### Objective
Give the number of lines in the data that hold the string "Active". Nothing else is needed.
»»
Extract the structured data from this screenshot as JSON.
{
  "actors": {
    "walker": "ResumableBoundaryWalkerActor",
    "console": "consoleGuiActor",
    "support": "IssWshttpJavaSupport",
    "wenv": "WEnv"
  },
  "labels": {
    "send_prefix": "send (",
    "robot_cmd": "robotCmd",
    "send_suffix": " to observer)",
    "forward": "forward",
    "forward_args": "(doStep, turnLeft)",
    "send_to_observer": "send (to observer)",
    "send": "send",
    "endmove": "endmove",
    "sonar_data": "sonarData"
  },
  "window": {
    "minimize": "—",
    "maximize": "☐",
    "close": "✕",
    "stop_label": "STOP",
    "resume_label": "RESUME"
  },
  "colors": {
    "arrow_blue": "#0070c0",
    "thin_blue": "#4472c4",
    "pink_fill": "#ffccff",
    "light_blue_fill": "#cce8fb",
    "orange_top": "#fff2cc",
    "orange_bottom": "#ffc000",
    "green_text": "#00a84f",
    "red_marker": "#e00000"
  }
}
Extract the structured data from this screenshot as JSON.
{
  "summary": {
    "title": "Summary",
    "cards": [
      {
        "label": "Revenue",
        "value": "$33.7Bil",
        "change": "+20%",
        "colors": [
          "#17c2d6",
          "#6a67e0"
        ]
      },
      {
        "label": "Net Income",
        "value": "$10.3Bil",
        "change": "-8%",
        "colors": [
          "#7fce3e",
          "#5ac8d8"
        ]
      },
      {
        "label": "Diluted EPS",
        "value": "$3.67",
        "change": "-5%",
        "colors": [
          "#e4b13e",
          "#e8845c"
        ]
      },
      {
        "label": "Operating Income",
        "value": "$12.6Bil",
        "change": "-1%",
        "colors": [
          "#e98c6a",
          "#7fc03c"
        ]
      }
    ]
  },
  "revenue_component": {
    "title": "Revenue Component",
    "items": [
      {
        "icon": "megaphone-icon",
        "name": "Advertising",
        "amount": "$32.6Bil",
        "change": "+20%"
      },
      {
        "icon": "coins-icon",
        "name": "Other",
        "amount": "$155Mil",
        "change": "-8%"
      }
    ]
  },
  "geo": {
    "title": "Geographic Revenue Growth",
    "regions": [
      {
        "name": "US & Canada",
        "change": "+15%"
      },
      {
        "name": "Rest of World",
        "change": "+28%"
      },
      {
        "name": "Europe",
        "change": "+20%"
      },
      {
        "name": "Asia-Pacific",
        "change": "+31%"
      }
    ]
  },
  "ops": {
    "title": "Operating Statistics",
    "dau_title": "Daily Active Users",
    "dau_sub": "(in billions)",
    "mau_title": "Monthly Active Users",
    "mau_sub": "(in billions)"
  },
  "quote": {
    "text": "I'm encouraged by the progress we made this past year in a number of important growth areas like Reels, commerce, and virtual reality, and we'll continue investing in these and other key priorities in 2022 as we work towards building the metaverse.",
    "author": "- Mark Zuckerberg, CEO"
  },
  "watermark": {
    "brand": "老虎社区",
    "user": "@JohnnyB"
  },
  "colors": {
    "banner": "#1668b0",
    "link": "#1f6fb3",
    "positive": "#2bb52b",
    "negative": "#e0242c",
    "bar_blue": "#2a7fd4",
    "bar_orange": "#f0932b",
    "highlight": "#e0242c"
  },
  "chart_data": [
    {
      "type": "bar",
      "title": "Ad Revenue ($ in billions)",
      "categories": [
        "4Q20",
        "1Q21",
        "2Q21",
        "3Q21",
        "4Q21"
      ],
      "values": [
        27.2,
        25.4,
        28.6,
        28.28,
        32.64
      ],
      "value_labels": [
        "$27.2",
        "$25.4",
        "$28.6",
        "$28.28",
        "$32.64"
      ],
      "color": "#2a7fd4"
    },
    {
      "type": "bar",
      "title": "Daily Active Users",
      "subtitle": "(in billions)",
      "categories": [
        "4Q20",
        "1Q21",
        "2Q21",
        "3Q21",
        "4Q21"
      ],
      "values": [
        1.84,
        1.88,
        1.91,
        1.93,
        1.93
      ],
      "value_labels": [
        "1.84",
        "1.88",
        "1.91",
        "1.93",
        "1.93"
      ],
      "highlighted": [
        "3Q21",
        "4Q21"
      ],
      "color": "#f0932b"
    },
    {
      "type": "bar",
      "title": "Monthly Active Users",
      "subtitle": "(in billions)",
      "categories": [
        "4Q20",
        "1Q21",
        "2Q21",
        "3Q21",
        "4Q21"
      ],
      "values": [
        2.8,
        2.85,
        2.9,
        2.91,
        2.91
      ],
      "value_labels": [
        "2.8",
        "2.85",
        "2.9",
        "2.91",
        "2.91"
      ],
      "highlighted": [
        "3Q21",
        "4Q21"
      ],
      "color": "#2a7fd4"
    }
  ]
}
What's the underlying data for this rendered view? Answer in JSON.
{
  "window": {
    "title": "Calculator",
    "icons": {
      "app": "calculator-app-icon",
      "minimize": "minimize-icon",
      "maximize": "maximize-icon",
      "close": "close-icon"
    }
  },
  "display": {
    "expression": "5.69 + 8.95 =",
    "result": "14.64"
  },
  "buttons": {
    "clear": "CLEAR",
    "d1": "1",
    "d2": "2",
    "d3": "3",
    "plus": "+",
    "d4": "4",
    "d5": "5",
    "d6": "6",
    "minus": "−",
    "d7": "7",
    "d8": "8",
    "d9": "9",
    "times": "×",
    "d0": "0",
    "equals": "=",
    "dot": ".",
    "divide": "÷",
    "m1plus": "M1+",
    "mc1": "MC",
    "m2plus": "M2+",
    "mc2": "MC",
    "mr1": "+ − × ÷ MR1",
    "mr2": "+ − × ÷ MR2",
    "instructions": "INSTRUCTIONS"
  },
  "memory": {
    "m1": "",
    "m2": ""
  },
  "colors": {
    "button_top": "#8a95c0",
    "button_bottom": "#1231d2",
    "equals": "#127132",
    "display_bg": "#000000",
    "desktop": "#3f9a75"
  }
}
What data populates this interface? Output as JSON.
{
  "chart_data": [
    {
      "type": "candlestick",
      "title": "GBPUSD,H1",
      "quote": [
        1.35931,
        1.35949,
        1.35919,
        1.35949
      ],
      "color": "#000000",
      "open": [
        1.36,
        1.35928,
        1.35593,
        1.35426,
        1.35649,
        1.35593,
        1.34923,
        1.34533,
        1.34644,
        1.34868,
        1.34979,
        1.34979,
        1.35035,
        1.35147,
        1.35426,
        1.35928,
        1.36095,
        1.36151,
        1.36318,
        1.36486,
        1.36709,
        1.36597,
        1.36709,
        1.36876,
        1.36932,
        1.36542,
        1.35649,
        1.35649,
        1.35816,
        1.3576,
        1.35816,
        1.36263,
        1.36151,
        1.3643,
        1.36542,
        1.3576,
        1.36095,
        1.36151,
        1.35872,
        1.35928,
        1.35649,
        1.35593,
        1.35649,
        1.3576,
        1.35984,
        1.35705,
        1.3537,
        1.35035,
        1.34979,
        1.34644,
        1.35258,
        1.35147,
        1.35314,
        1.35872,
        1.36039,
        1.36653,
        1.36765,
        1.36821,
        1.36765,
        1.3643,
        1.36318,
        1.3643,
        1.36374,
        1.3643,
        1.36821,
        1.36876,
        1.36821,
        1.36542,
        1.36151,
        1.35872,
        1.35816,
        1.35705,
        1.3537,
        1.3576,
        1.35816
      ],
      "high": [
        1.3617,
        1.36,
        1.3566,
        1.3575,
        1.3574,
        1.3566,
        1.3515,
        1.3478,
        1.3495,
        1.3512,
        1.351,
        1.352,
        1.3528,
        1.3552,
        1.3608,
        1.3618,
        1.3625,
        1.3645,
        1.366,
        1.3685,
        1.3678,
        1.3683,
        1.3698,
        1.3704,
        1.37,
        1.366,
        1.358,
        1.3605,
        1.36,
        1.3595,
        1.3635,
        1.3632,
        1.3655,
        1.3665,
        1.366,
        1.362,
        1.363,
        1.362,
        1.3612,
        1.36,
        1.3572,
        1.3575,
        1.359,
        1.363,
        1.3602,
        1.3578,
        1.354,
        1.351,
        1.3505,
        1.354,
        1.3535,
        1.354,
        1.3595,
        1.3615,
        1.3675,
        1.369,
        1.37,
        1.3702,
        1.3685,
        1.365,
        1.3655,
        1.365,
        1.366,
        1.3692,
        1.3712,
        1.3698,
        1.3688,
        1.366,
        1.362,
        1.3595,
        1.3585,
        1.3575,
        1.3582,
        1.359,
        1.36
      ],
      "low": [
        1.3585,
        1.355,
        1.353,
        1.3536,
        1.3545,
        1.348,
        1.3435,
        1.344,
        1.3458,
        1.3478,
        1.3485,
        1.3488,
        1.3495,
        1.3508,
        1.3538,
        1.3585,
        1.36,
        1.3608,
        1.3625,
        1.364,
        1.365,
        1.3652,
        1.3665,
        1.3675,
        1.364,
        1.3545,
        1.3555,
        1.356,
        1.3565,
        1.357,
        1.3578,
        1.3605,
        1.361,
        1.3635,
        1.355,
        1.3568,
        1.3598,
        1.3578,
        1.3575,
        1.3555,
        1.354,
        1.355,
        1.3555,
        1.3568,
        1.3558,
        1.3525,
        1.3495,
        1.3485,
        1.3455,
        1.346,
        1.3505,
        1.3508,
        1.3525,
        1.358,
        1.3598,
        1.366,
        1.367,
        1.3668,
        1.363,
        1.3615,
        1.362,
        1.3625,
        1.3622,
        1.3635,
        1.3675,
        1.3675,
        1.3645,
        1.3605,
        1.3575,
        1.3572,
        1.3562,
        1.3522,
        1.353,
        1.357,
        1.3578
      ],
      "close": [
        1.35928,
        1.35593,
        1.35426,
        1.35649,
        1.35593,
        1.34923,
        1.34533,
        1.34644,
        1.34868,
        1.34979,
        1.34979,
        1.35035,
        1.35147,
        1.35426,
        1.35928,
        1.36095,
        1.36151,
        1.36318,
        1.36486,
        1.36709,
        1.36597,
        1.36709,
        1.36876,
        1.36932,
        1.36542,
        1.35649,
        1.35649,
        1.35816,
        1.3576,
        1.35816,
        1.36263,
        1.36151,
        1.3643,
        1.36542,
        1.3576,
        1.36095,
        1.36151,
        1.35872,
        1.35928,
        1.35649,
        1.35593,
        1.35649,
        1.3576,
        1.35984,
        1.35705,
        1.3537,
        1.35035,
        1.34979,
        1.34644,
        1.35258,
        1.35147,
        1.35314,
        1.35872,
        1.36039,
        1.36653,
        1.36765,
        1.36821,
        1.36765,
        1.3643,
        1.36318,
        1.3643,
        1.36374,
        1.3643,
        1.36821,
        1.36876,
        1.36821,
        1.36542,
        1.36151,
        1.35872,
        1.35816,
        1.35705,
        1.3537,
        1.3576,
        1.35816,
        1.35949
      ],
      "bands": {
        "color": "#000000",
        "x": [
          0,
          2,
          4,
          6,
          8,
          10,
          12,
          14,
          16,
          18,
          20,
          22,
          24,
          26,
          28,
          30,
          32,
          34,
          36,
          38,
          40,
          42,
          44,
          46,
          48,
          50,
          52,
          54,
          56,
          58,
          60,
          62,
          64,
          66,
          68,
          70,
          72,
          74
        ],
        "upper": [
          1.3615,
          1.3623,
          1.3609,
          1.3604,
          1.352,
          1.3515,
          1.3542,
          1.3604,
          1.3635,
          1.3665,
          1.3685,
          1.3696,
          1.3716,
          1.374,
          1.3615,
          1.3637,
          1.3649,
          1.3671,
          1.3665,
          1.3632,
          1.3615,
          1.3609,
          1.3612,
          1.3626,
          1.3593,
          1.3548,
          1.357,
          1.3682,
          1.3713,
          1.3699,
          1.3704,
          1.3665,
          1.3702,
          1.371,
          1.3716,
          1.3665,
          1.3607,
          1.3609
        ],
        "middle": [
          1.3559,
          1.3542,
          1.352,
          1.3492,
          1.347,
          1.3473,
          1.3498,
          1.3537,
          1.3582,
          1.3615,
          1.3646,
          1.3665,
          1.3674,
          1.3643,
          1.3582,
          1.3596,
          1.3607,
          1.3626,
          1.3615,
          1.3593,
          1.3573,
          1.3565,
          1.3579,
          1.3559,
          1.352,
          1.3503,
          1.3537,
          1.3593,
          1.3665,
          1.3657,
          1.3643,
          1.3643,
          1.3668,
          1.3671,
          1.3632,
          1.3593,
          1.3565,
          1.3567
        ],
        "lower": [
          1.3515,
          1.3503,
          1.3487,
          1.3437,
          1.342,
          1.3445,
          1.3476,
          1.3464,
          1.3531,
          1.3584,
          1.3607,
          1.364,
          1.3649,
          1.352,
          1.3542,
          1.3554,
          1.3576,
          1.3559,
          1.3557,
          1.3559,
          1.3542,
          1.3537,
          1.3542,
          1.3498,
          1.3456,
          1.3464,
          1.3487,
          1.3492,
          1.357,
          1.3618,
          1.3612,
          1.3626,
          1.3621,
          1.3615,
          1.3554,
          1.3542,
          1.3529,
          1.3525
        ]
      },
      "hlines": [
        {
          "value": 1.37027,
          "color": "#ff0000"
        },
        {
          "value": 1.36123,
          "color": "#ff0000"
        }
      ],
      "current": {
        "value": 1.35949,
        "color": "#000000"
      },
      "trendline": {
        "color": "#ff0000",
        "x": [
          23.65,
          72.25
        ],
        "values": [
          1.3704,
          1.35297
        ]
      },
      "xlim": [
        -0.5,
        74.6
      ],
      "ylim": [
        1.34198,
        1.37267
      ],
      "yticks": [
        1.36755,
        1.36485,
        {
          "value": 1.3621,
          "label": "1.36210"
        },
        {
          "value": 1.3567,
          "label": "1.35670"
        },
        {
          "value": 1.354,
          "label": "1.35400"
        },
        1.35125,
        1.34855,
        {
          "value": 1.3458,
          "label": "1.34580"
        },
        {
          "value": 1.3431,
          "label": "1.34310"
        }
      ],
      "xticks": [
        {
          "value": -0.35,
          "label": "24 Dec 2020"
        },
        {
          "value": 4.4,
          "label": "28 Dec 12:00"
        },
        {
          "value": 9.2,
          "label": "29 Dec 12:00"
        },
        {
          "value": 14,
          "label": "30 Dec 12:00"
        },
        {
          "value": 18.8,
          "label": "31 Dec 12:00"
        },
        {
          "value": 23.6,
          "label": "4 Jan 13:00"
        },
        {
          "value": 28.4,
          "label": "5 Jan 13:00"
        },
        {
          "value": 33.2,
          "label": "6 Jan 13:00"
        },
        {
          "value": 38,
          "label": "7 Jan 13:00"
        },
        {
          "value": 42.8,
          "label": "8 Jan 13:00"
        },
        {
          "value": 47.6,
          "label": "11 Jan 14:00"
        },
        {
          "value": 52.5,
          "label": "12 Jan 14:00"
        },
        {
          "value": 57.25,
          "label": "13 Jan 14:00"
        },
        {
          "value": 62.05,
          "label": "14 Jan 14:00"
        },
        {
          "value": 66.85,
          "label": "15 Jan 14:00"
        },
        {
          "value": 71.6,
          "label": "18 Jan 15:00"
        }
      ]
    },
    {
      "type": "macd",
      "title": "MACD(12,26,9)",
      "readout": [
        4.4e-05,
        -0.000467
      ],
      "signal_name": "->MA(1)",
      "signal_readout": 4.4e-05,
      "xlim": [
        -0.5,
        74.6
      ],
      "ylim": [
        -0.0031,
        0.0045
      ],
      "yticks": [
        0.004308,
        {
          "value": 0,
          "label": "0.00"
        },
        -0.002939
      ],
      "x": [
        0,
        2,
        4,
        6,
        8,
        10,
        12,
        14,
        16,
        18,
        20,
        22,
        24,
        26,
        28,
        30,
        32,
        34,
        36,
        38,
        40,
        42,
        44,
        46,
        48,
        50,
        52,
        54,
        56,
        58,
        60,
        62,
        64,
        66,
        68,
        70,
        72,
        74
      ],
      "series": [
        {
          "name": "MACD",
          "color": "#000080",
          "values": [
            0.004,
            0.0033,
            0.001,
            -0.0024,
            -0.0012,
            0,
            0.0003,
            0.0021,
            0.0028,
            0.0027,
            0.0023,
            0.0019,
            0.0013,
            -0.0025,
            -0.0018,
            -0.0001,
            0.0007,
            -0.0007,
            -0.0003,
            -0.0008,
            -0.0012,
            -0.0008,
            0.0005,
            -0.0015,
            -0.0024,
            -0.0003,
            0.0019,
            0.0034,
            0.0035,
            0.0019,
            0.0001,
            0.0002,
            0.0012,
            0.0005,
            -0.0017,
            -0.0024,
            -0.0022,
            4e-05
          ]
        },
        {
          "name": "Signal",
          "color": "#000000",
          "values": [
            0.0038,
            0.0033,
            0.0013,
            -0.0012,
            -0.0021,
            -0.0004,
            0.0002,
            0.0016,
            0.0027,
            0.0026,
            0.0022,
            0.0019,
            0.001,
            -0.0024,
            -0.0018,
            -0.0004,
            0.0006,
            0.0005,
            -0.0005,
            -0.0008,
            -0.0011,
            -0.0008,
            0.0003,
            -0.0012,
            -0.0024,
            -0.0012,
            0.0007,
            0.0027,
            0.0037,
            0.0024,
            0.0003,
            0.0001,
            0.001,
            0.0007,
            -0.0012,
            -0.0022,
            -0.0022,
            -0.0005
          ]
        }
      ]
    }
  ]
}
««
### Written response
4